• Information supplied:
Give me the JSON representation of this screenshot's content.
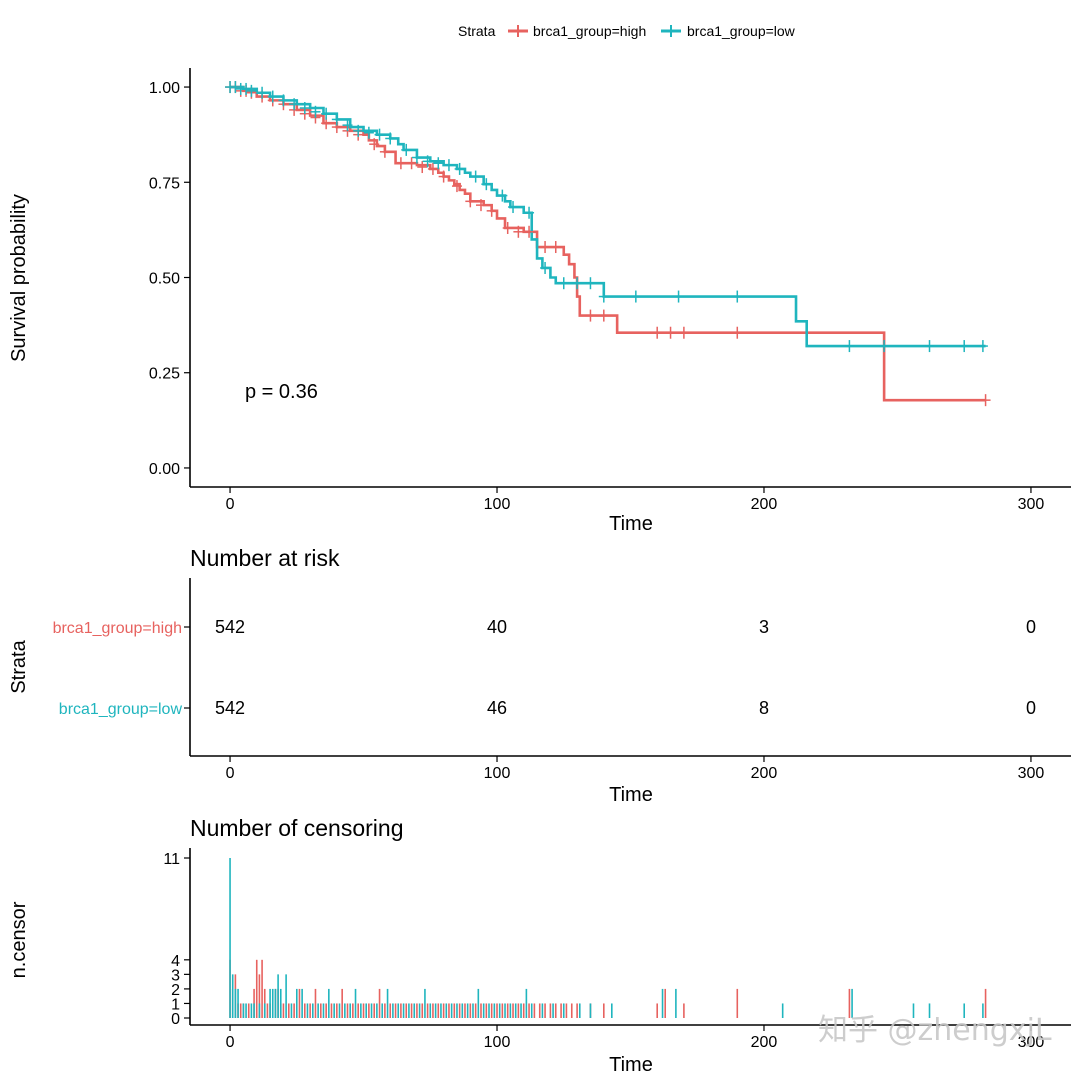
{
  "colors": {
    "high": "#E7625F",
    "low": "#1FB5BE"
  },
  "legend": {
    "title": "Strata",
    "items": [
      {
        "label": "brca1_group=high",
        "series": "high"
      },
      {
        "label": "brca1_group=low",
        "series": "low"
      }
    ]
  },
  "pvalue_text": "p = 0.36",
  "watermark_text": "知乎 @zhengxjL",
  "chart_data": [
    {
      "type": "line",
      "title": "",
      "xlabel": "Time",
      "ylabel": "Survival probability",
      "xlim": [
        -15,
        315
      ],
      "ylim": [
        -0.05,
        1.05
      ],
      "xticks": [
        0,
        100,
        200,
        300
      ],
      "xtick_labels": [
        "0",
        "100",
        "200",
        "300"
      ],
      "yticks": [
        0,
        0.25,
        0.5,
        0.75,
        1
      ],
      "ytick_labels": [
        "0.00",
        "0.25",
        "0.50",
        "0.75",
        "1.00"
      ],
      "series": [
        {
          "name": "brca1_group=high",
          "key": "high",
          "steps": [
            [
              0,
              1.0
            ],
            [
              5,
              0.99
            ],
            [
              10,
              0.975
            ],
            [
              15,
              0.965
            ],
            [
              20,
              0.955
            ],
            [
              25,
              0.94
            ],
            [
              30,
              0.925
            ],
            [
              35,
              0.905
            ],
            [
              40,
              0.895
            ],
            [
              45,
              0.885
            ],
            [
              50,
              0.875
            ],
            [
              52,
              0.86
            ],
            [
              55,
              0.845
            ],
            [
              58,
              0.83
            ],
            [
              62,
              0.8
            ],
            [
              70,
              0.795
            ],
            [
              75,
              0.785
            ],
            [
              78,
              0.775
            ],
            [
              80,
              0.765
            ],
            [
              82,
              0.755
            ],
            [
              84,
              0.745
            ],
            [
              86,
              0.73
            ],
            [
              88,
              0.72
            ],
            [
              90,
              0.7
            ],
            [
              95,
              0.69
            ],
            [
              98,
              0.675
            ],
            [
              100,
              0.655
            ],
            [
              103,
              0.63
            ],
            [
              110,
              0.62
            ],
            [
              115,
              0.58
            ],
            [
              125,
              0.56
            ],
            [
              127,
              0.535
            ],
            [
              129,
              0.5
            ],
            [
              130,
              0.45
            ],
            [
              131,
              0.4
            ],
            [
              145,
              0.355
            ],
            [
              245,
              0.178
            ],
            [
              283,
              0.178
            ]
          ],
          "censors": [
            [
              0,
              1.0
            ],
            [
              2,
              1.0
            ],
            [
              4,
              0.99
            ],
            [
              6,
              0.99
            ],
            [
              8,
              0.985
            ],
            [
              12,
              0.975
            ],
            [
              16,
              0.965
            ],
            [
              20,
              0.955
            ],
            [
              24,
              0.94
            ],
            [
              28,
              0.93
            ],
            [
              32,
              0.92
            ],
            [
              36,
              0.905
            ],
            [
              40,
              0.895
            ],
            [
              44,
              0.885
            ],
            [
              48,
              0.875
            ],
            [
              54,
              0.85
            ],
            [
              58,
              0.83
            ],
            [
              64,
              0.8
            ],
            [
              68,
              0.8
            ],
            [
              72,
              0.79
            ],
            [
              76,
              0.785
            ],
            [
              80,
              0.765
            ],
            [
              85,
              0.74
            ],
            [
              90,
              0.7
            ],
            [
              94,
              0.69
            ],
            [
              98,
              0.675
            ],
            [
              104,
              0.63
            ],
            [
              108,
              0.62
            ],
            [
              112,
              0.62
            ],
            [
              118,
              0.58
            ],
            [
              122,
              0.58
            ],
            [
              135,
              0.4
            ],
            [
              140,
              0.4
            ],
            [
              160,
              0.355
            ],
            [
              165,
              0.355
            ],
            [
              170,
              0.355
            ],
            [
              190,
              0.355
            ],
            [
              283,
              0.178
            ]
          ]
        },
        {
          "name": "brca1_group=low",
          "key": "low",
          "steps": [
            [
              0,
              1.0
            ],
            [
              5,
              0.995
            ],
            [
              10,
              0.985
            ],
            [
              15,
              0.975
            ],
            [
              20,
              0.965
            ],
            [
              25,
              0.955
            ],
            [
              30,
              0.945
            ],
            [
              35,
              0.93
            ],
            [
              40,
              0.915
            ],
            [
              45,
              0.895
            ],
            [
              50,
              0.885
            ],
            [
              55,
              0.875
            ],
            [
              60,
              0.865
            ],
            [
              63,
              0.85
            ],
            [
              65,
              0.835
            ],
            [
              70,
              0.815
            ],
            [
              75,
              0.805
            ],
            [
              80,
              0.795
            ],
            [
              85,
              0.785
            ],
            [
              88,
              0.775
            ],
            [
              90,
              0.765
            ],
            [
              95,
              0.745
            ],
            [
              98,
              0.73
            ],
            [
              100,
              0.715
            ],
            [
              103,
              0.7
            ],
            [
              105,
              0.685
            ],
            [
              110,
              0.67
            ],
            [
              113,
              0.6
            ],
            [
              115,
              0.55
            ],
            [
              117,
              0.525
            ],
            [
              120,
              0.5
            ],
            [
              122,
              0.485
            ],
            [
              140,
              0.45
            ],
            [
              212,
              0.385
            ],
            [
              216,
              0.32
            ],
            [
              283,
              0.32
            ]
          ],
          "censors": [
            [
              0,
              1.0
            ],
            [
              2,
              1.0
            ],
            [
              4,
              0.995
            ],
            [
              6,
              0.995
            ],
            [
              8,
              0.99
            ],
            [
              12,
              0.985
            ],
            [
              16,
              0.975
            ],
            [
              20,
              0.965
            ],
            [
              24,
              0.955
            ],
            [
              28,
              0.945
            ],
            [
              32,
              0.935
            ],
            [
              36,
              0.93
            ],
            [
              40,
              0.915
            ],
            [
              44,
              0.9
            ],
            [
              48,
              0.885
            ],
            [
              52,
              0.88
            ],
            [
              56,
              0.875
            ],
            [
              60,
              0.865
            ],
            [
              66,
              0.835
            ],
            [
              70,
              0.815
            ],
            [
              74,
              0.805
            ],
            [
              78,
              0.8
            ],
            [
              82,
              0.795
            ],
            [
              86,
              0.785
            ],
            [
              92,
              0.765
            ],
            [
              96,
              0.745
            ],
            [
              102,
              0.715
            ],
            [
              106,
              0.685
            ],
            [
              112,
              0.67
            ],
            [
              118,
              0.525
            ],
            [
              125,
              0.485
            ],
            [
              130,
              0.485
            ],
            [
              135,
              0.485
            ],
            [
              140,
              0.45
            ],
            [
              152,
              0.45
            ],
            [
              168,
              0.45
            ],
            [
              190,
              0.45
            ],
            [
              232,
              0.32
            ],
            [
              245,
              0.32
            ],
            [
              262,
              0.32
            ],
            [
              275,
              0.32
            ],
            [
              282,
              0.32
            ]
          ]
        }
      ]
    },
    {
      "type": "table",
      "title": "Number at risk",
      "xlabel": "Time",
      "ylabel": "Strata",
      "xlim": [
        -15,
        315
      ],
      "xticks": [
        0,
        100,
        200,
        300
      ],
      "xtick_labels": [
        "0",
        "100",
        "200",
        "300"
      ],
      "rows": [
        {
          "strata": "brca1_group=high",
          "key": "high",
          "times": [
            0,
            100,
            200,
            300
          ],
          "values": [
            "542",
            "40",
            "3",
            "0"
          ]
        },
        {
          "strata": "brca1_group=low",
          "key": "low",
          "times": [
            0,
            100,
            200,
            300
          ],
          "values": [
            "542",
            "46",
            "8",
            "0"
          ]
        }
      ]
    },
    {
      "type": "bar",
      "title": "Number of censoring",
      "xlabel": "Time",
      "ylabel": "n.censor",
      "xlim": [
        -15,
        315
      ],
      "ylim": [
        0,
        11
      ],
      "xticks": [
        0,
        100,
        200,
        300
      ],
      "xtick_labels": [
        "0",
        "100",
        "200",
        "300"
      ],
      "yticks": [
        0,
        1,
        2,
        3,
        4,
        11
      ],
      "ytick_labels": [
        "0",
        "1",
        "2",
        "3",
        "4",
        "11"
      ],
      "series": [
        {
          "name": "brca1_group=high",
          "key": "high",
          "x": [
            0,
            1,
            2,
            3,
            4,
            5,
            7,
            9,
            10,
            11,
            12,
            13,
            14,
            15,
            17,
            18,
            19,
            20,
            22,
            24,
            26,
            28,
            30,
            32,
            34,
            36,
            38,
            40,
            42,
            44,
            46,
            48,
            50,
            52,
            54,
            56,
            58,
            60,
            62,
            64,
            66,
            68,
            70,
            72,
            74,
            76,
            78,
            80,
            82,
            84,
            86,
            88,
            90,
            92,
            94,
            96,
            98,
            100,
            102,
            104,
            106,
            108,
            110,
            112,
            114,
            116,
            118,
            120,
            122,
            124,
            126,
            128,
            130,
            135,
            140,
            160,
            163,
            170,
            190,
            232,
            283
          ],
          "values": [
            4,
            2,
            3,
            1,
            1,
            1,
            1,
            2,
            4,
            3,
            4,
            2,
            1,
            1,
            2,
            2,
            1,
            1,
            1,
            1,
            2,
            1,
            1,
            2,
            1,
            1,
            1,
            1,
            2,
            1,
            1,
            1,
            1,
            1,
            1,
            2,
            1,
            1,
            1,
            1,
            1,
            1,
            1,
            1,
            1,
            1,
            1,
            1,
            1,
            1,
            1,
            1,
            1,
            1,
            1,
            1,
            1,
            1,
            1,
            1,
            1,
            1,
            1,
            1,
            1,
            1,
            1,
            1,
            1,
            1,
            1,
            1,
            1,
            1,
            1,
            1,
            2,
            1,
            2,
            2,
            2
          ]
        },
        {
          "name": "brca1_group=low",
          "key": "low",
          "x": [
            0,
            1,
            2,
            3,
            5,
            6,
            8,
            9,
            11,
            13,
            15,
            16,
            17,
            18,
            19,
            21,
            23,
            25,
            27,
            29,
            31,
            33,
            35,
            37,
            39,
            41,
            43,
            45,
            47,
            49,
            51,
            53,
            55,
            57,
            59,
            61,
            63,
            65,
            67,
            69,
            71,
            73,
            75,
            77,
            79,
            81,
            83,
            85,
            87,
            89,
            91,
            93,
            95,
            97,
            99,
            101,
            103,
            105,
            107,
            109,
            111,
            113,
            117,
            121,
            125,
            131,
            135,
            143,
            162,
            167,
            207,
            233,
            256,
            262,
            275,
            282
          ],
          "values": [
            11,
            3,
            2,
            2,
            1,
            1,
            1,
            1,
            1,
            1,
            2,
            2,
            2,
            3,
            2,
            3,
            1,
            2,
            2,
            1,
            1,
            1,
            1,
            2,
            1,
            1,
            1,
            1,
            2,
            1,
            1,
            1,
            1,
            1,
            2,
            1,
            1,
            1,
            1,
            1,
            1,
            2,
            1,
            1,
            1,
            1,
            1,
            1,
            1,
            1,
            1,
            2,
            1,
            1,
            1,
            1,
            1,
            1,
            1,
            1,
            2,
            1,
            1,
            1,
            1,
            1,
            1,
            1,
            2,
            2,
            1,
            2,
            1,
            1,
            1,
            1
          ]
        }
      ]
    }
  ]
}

• Stated problem:
Filter out every line that lacks the word "Number", and copy the rest.

• Solution to this task:
      "title": "Number at risk",
      "title": "Number of censoring",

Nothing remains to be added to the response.